MATERIAL FOR THIS EXERCISE:
:::::
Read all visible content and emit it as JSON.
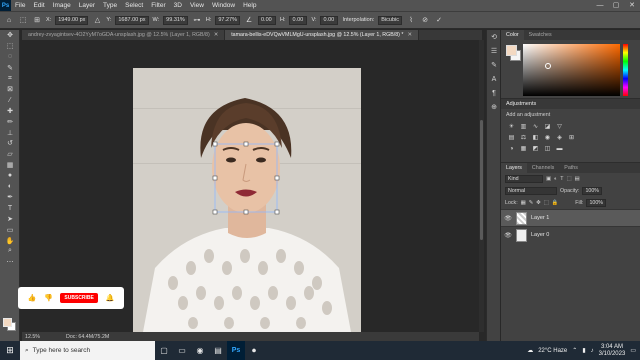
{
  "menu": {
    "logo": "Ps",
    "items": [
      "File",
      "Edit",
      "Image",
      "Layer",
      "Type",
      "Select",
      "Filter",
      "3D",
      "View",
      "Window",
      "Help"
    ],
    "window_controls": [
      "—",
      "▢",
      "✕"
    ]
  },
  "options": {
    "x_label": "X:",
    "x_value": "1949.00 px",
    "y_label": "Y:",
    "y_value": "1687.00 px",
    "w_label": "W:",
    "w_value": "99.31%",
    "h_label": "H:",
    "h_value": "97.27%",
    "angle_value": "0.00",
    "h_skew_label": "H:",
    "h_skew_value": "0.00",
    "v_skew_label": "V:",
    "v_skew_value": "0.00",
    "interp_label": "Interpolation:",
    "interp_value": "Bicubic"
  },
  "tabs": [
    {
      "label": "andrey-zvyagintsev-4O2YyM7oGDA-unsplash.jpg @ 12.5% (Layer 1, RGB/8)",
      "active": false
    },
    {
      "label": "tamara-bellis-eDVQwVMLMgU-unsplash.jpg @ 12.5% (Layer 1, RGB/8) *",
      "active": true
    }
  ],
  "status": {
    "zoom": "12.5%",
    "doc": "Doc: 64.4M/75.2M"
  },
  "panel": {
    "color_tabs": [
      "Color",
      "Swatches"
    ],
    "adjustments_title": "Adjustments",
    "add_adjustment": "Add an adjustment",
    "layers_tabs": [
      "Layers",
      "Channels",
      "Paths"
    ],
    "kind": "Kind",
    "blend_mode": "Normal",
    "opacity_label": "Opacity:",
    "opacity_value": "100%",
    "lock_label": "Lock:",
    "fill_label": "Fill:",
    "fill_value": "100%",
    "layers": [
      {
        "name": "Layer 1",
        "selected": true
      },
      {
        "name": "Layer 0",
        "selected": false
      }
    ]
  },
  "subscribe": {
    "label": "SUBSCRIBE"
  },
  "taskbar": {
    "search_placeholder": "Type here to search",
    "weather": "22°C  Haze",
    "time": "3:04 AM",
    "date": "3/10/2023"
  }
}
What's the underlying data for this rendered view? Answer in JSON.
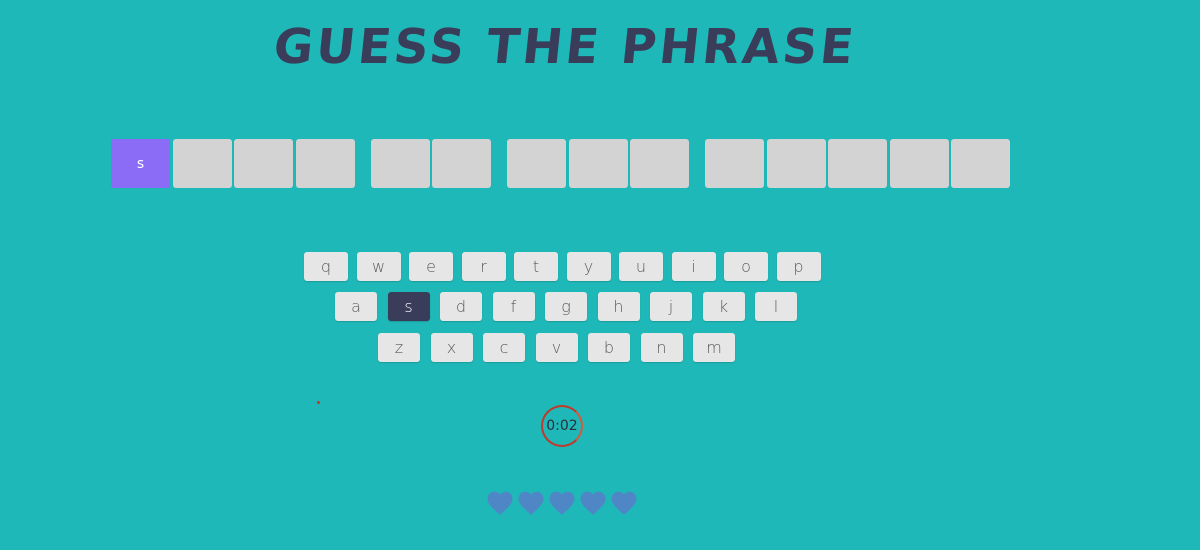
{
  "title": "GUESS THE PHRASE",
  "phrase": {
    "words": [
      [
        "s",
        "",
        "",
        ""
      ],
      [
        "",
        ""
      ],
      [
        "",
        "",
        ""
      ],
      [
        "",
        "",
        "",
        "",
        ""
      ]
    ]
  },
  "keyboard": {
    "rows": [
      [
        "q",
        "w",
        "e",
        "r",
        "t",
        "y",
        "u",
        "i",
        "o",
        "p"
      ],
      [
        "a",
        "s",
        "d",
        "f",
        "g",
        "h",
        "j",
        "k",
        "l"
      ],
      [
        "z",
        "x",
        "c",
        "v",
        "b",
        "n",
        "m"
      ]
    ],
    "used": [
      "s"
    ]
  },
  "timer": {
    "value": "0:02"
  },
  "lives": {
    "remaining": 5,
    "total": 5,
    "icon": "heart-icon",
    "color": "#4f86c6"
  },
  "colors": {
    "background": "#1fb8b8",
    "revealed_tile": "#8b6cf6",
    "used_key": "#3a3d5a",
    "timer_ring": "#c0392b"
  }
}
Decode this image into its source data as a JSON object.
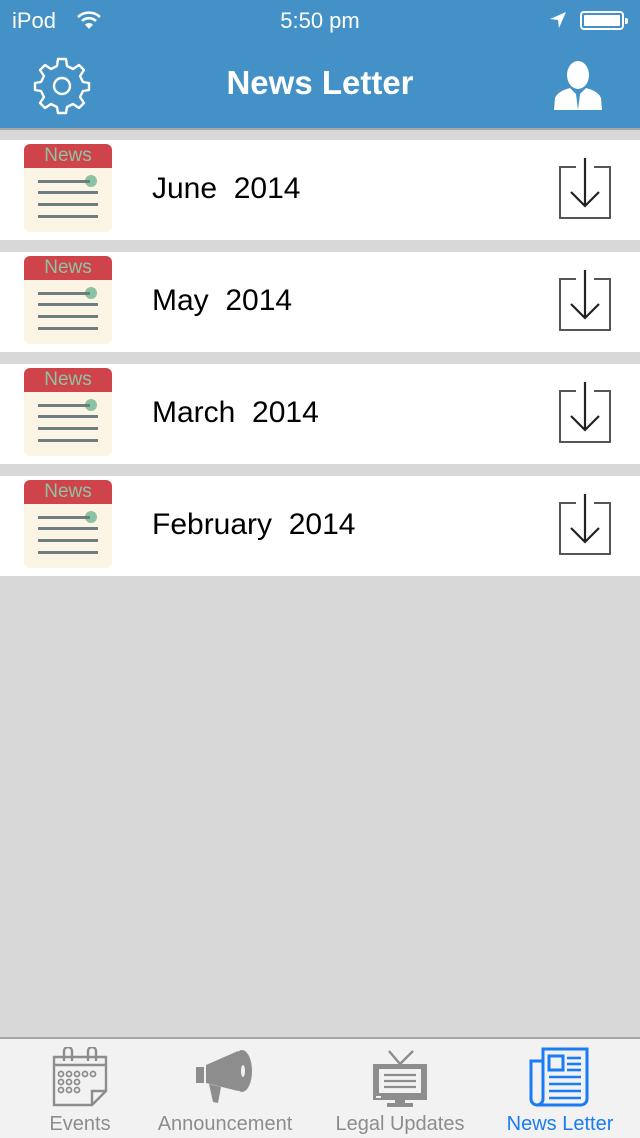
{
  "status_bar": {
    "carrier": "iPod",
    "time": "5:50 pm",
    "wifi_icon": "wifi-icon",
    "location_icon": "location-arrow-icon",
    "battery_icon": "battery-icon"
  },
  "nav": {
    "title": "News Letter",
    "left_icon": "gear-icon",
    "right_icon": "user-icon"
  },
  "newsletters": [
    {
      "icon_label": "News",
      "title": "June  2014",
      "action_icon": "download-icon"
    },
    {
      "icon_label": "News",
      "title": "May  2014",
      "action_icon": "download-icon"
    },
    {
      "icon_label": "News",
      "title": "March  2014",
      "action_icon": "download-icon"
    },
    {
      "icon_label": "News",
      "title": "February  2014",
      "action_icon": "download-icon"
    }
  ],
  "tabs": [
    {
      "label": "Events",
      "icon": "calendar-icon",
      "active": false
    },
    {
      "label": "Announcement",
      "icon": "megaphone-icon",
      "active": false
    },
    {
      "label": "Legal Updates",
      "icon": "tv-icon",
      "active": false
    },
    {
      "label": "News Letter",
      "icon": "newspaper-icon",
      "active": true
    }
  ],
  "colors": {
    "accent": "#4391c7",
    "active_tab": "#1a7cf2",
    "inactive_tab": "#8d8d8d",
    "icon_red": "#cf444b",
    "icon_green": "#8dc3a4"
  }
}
:::::
TASK INSTRUCTIONS: In your copy, leave out the pictures and reproduce the material above exactly.

FULL OUTPUT:
Read all visible content and emit it as JSON.
{
  "menu": {
    "logo": "Ps",
    "items": [
      "File",
      "Edit",
      "Image",
      "Layer",
      "Type",
      "Select",
      "Filter",
      "3D",
      "View",
      "Window",
      "Help"
    ],
    "window_controls": [
      "—",
      "▢",
      "✕"
    ]
  },
  "options": {
    "x_label": "X:",
    "x_value": "1949.00 px",
    "y_label": "Y:",
    "y_value": "1687.00 px",
    "w_label": "W:",
    "w_value": "99.31%",
    "h_label": "H:",
    "h_value": "97.27%",
    "angle_value": "0.00",
    "h_skew_label": "H:",
    "h_skew_value": "0.00",
    "v_skew_label": "V:",
    "v_skew_value": "0.00",
    "interp_label": "Interpolation:",
    "interp_value": "Bicubic"
  },
  "tabs": [
    {
      "label": "andrey-zvyagintsev-4O2YyM7oGDA-unsplash.jpg @ 12.5% (Layer 1, RGB/8)",
      "active": false
    },
    {
      "label": "tamara-bellis-eDVQwVMLMgU-unsplash.jpg @ 12.5% (Layer 1, RGB/8) *",
      "active": true
    }
  ],
  "status": {
    "zoom": "12.5%",
    "doc": "Doc: 64.4M/75.2M"
  },
  "panel": {
    "color_tabs": [
      "Color",
      "Swatches"
    ],
    "adjustments_title": "Adjustments",
    "add_adjustment": "Add an adjustment",
    "layers_tabs": [
      "Layers",
      "Channels",
      "Paths"
    ],
    "kind": "Kind",
    "blend_mode": "Normal",
    "opacity_label": "Opacity:",
    "opacity_value": "100%",
    "lock_label": "Lock:",
    "fill_label": "Fill:",
    "fill_value": "100%",
    "layers": [
      {
        "name": "Layer 1",
        "selected": true
      },
      {
        "name": "Layer 0",
        "selected": false
      }
    ]
  },
  "subscribe": {
    "label": "SUBSCRIBE"
  },
  "taskbar": {
    "search_placeholder": "Type here to search",
    "weather": "22°C  Haze",
    "time": "3:04 AM",
    "date": "3/10/2023"
  }
}
What's the underlying data for this rendered view? Answer in JSON.
{
  "title": "GUESS THE PHRASE",
  "phrase": {
    "words": [
      [
        "s",
        "",
        "",
        ""
      ],
      [
        "",
        ""
      ],
      [
        "",
        "",
        ""
      ],
      [
        "",
        "",
        "",
        "",
        ""
      ]
    ]
  },
  "keyboard": {
    "rows": [
      [
        "q",
        "w",
        "e",
        "r",
        "t",
        "y",
        "u",
        "i",
        "o",
        "p"
      ],
      [
        "a",
        "s",
        "d",
        "f",
        "g",
        "h",
        "j",
        "k",
        "l"
      ],
      [
        "z",
        "x",
        "c",
        "v",
        "b",
        "n",
        "m"
      ]
    ],
    "used": [
      "s"
    ]
  },
  "timer": {
    "value": "0:02"
  },
  "lives": {
    "remaining": 5,
    "total": 5,
    "icon": "heart-icon",
    "color": "#4f86c6"
  },
  "colors": {
    "background": "#1fb8b8",
    "revealed_tile": "#8b6cf6",
    "used_key": "#3a3d5a",
    "timer_ring": "#c0392b"
  }
}
Decode this image into its source data as a JSON object.
{
  "status_bar": {
    "carrier": "iPod",
    "time": "5:50 pm",
    "wifi_icon": "wifi-icon",
    "location_icon": "location-arrow-icon",
    "battery_icon": "battery-icon"
  },
  "nav": {
    "title": "News Letter",
    "left_icon": "gear-icon",
    "right_icon": "user-icon"
  },
  "newsletters": [
    {
      "icon_label": "News",
      "title": "June  2014",
      "action_icon": "download-icon"
    },
    {
      "icon_label": "News",
      "title": "May  2014",
      "action_icon": "download-icon"
    },
    {
      "icon_label": "News",
      "title": "March  2014",
      "action_icon": "download-icon"
    },
    {
      "icon_label": "News",
      "title": "February  2014",
      "action_icon": "download-icon"
    }
  ],
  "tabs": [
    {
      "label": "Events",
      "icon": "calendar-icon",
      "active": false
    },
    {
      "label": "Announcement",
      "icon": "megaphone-icon",
      "active": false
    },
    {
      "label": "Legal Updates",
      "icon": "tv-icon",
      "active": false
    },
    {
      "label": "News Letter",
      "icon": "newspaper-icon",
      "active": true
    }
  ],
  "colors": {
    "accent": "#4391c7",
    "active_tab": "#1a7cf2",
    "inactive_tab": "#8d8d8d",
    "icon_red": "#cf444b",
    "icon_green": "#8dc3a4"
  }
}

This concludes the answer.